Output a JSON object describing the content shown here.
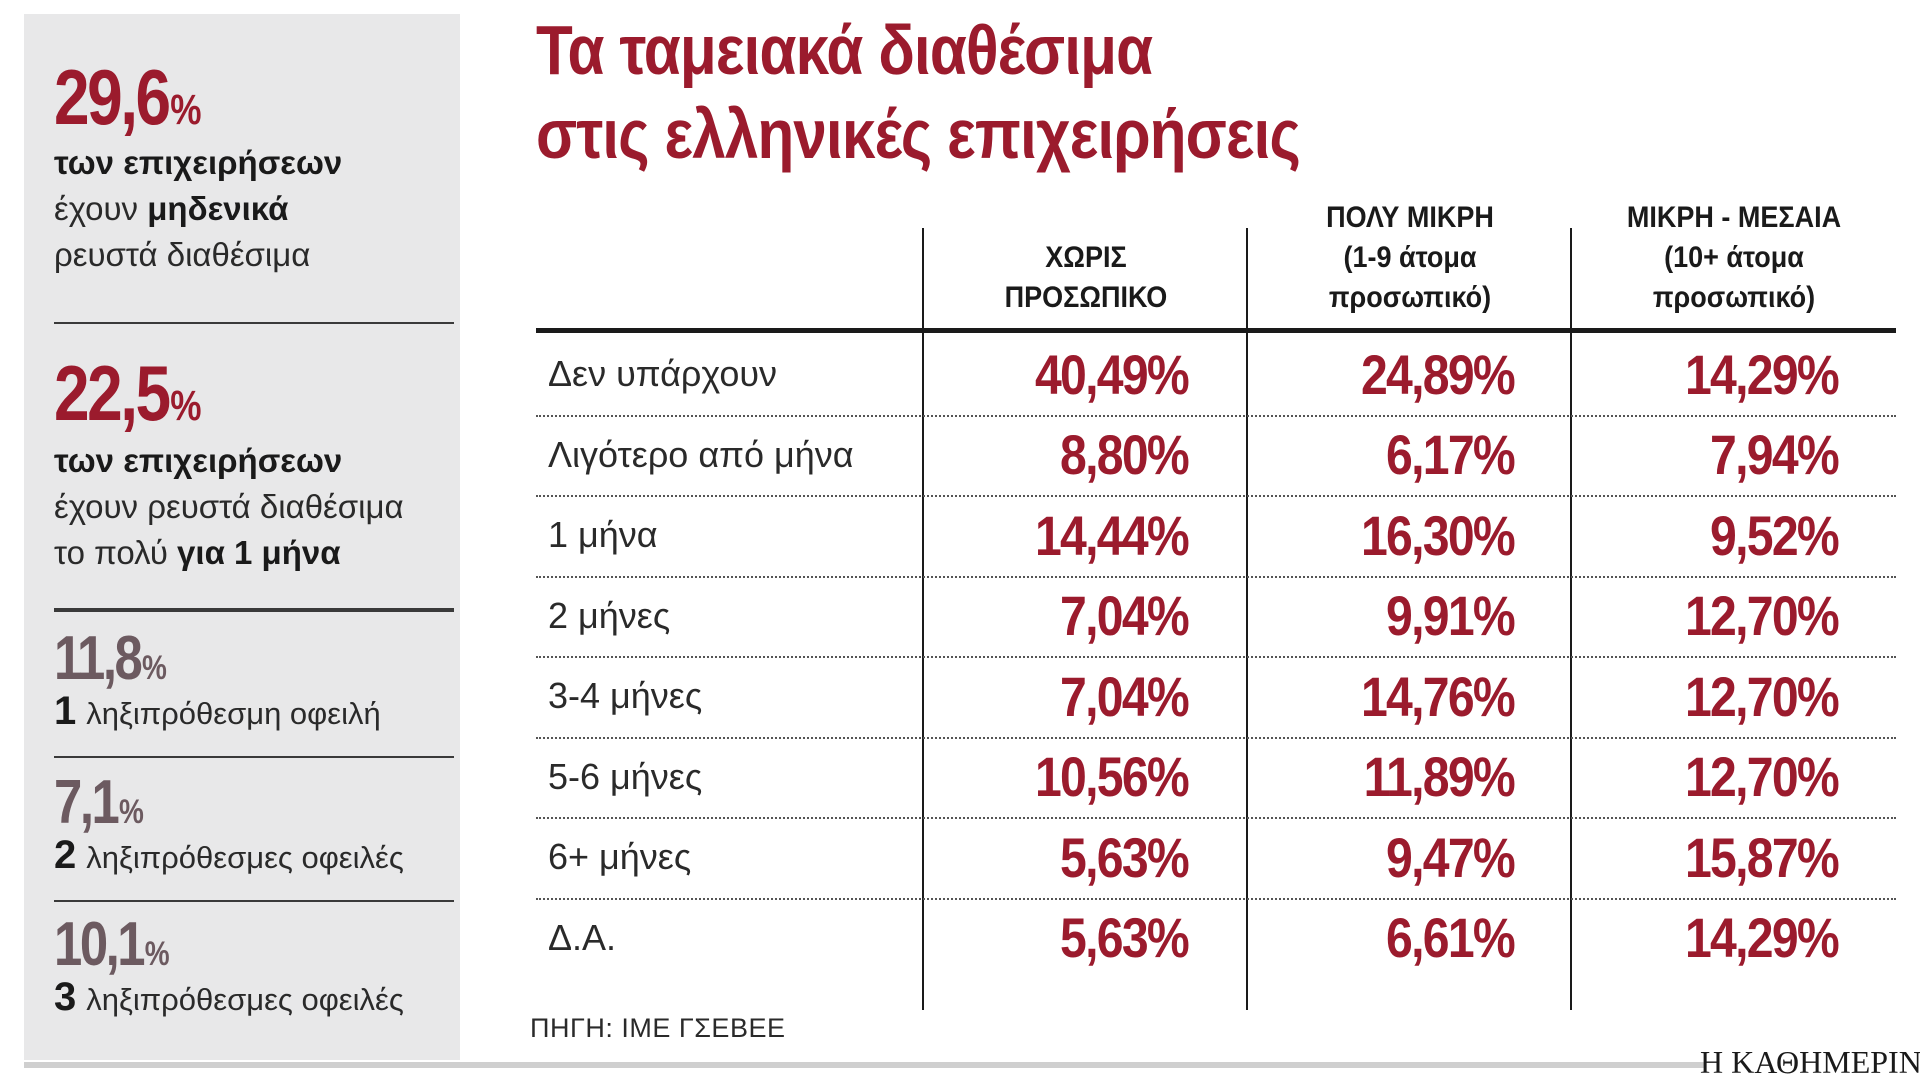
{
  "title": {
    "line1": "Τα ταμειακά διαθέσιμα",
    "line2": "στις ελληνικές επιχειρήσεις"
  },
  "sidebar": {
    "stat1": {
      "number": "29,6",
      "pct": "%",
      "line1": "των επιχειρήσεων",
      "line2_pre": "έχουν ",
      "line2_bold": "μηδενικά",
      "line3": "ρευστά διαθέσιμα"
    },
    "stat2": {
      "number": "22,5",
      "pct": "%",
      "line1": "των επιχειρήσεων",
      "line2": "έχουν ρευστά διαθέσιμα",
      "line3_pre": "το πολύ ",
      "line3_bold": "για 1 μήνα"
    },
    "stat3": {
      "number": "11,8",
      "pct": "%",
      "count": "1",
      "text": "ληξιπρόθεσμη οφειλή"
    },
    "stat4": {
      "number": "7,1",
      "pct": "%",
      "count": "2",
      "text": "ληξιπρόθεσμες οφειλές"
    },
    "stat5": {
      "number": "10,1",
      "pct": "%",
      "count": "3",
      "text": "ληξιπρόθεσμες οφειλές"
    }
  },
  "chart_data": {
    "type": "table",
    "columns": [
      {
        "line1": "ΧΩΡΙΣ",
        "line2": "ΠΡΟΣΩΠΙΚΟ",
        "line3": ""
      },
      {
        "line1": "ΠΟΛΥ ΜΙΚΡΗ",
        "line2": "(1-9 άτομα",
        "line3": "προσωπικό)"
      },
      {
        "line1": "ΜΙΚΡΗ - ΜΕΣΑΙΑ",
        "line2": "(10+ άτομα",
        "line3": "προσωπικό)"
      }
    ],
    "rows": [
      {
        "label": "Δεν υπάρχουν",
        "values": [
          "40,49%",
          "24,89%",
          "14,29%"
        ]
      },
      {
        "label": "Λιγότερο από μήνα",
        "values": [
          "8,80%",
          "6,17%",
          "7,94%"
        ]
      },
      {
        "label": "1 μήνα",
        "values": [
          "14,44%",
          "16,30%",
          "9,52%"
        ]
      },
      {
        "label": "2 μήνες",
        "values": [
          "7,04%",
          "9,91%",
          "12,70%"
        ]
      },
      {
        "label": "3-4 μήνες",
        "values": [
          "7,04%",
          "14,76%",
          "12,70%"
        ]
      },
      {
        "label": "5-6 μήνες",
        "values": [
          "10,56%",
          "11,89%",
          "12,70%"
        ]
      },
      {
        "label": "6+ μήνες",
        "values": [
          "5,63%",
          "9,47%",
          "15,87%"
        ]
      },
      {
        "label": "Δ.Α.",
        "values": [
          "5,63%",
          "6,61%",
          "14,29%"
        ]
      }
    ],
    "source": "ΠΗΓΗ: ΙΜΕ ΓΣΕΒΕΕ"
  },
  "brand": "Η ΚΑΘΗΜΕΡΙΝΗ",
  "colors": {
    "accent": "#9b1b2d",
    "muted_number": "#6c5a60",
    "sidebar_bg": "#e8e8e9"
  }
}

■ ■ ■

Replicate the material above verbatim; images stay out of the copy.

Output a JSON object describing the content shown here.
{
  "title": {
    "line1": "Τα ταμειακά διαθέσιμα",
    "line2": "στις ελληνικές επιχειρήσεις"
  },
  "sidebar": {
    "stat1": {
      "number": "29,6",
      "pct": "%",
      "line1": "των επιχειρήσεων",
      "line2_pre": "έχουν ",
      "line2_bold": "μηδενικά",
      "line3": "ρευστά διαθέσιμα"
    },
    "stat2": {
      "number": "22,5",
      "pct": "%",
      "line1": "των επιχειρήσεων",
      "line2": "έχουν ρευστά διαθέσιμα",
      "line3_pre": "το πολύ ",
      "line3_bold": "για 1 μήνα"
    },
    "stat3": {
      "number": "11,8",
      "pct": "%",
      "count": "1",
      "text": "ληξιπρόθεσμη οφειλή"
    },
    "stat4": {
      "number": "7,1",
      "pct": "%",
      "count": "2",
      "text": "ληξιπρόθεσμες οφειλές"
    },
    "stat5": {
      "number": "10,1",
      "pct": "%",
      "count": "3",
      "text": "ληξιπρόθεσμες οφειλές"
    }
  },
  "chart_data": {
    "type": "table",
    "columns": [
      {
        "line1": "ΧΩΡΙΣ",
        "line2": "ΠΡΟΣΩΠΙΚΟ",
        "line3": ""
      },
      {
        "line1": "ΠΟΛΥ ΜΙΚΡΗ",
        "line2": "(1-9 άτομα",
        "line3": "προσωπικό)"
      },
      {
        "line1": "ΜΙΚΡΗ - ΜΕΣΑΙΑ",
        "line2": "(10+ άτομα",
        "line3": "προσωπικό)"
      }
    ],
    "rows": [
      {
        "label": "Δεν υπάρχουν",
        "values": [
          "40,49%",
          "24,89%",
          "14,29%"
        ]
      },
      {
        "label": "Λιγότερο από μήνα",
        "values": [
          "8,80%",
          "6,17%",
          "7,94%"
        ]
      },
      {
        "label": "1 μήνα",
        "values": [
          "14,44%",
          "16,30%",
          "9,52%"
        ]
      },
      {
        "label": "2 μήνες",
        "values": [
          "7,04%",
          "9,91%",
          "12,70%"
        ]
      },
      {
        "label": "3-4 μήνες",
        "values": [
          "7,04%",
          "14,76%",
          "12,70%"
        ]
      },
      {
        "label": "5-6 μήνες",
        "values": [
          "10,56%",
          "11,89%",
          "12,70%"
        ]
      },
      {
        "label": "6+ μήνες",
        "values": [
          "5,63%",
          "9,47%",
          "15,87%"
        ]
      },
      {
        "label": "Δ.Α.",
        "values": [
          "5,63%",
          "6,61%",
          "14,29%"
        ]
      }
    ],
    "source": "ΠΗΓΗ: ΙΜΕ ΓΣΕΒΕΕ"
  },
  "brand": "Η ΚΑΘΗΜΕΡΙΝΗ",
  "colors": {
    "accent": "#9b1b2d",
    "muted_number": "#6c5a60",
    "sidebar_bg": "#e8e8e9"
  }
}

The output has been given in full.